- [PROVIDED RECORDS]
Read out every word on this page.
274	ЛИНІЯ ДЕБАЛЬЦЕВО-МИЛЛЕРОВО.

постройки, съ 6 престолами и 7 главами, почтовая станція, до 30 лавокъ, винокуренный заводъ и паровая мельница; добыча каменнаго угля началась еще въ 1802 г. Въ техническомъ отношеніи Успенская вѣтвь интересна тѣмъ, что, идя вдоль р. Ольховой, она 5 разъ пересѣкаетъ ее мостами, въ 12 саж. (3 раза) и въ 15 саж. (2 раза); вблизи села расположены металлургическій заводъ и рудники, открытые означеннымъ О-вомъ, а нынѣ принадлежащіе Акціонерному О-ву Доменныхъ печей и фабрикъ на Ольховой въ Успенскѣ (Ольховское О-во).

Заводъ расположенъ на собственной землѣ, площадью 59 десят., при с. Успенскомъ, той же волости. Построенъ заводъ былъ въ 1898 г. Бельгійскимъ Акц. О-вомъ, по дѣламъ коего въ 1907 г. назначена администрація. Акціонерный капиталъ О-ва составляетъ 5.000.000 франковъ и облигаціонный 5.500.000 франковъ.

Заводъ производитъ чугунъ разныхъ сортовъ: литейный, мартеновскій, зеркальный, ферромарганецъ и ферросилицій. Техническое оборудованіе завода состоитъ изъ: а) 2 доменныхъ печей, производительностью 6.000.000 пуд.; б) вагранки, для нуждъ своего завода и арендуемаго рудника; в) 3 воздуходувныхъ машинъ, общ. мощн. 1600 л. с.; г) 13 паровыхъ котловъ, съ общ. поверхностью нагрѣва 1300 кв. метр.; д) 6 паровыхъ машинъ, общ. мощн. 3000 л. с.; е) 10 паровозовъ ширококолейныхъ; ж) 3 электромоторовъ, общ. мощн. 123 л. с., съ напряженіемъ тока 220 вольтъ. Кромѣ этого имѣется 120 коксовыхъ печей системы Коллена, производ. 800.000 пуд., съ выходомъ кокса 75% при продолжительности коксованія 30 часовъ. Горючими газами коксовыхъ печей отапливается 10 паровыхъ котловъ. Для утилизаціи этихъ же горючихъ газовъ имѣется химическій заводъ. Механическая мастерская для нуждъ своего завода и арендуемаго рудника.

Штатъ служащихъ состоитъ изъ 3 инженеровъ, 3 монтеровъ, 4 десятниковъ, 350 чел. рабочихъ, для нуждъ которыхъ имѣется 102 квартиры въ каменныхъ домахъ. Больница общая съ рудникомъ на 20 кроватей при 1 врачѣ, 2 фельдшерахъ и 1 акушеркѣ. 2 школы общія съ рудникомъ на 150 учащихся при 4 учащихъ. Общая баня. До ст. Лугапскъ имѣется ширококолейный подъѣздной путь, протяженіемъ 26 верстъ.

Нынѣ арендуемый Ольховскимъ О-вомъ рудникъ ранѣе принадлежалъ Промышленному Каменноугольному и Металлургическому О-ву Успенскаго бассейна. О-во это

- [GIVEN INSTRUCTION] Extract, word for word, each line of the listing above.

- [EXERCISE ANSWER]
Read out every word on this page.
274	ЛИНІЯ ДЕБАЛЬЦЕВО-МИЛЛЕРОВО.

постройки, съ 6 престолами и 7 главами, почтовая станція, до 30 лавокъ, винокуренный заводъ и паровая мельница; добыча каменнаго угля началась еще въ 1802 г. Въ техническомъ отношеніи Успенская вѣтвь интересна тѣмъ, что, идя вдоль р. Ольховой, она 5 разъ пересѣкаетъ ее мостами, въ 12 саж. (3 раза) и въ 15 саж. (2 раза); вблизи села расположены металлургическій заводъ и рудники, открытые означеннымъ О-вомъ, а нынѣ принадлежащіе Акціонерному О-ву Доменныхъ печей и фабрикъ на Ольховой въ Успенскѣ (Ольховское О-во).

Заводъ расположенъ на собственной землѣ, площадью 59 десят., при с. Успенскомъ, той же волости. Построенъ заводъ былъ въ 1898 г. Бельгійскимъ Акц. О-вомъ, по дѣламъ коего въ 1907 г. назначена администрація. Акціонерный капиталъ О-ва составляетъ 5.000.000 франковъ и облигаціонный 5.500.000 франковъ.

Заводъ производитъ чугунъ разныхъ сортовъ: литейный, мартеновскій, зеркальный, ферромарганецъ и ферросилицій. Техническое оборудованіе завода состоитъ изъ: а) 2 доменныхъ печей, производительностью 6.000.000 пуд.; б) вагранки, для нуждъ своего завода и арендуемаго рудника; в) 3 воздуходувныхъ машинъ, общ. мощн. 1600 л. с.; г) 13 паровыхъ котловъ, съ общ. поверхностью нагрѣва 1300 кв. метр.; д) 6 паровыхъ машинъ, общ. мощн. 3000 л. с.; е) 10 паровозовъ ширококолейныхъ; ж) 3 электромоторовъ, общ. мощн. 123 л. с., съ напряженіемъ тока 220 вольтъ. Кромѣ этого имѣется 120 коксовыхъ печей системы Коллена, производ. 800.000 пуд., съ выходомъ кокса 75% при продолжительности коксованія 30 часовъ. Горючими газами коксовыхъ печей отапливается 10 паровыхъ котловъ. Для утилизаціи этихъ же горючихъ газовъ имѣется химическій заводъ. Механическая мастерская для нуждъ своего завода и арендуемаго рудника.

Штатъ служащихъ состоитъ изъ 3 инженеровъ, 3 монтеровъ, 4 десятниковъ, 350 чел. рабочихъ, для нуждъ которыхъ имѣется 102 квартиры въ каменныхъ домахъ. Больница общая съ рудникомъ на 20 кроватей при 1 врачѣ, 2 фельдшерахъ и 1 акушеркѣ. 2 школы общія съ рудникомъ на 150 учащихся при 4 учащихъ. Общая баня. До ст. Лугапскъ имѣется ширококолейный подъѣздной путь, протяженіемъ 26 верстъ.

Нынѣ арендуемый Ольховскимъ О-вомъ рудникъ ранѣе принадлежалъ Промышленному Каменноугольному и Металлургическому О-ву Успенскаго бассейна. О-во это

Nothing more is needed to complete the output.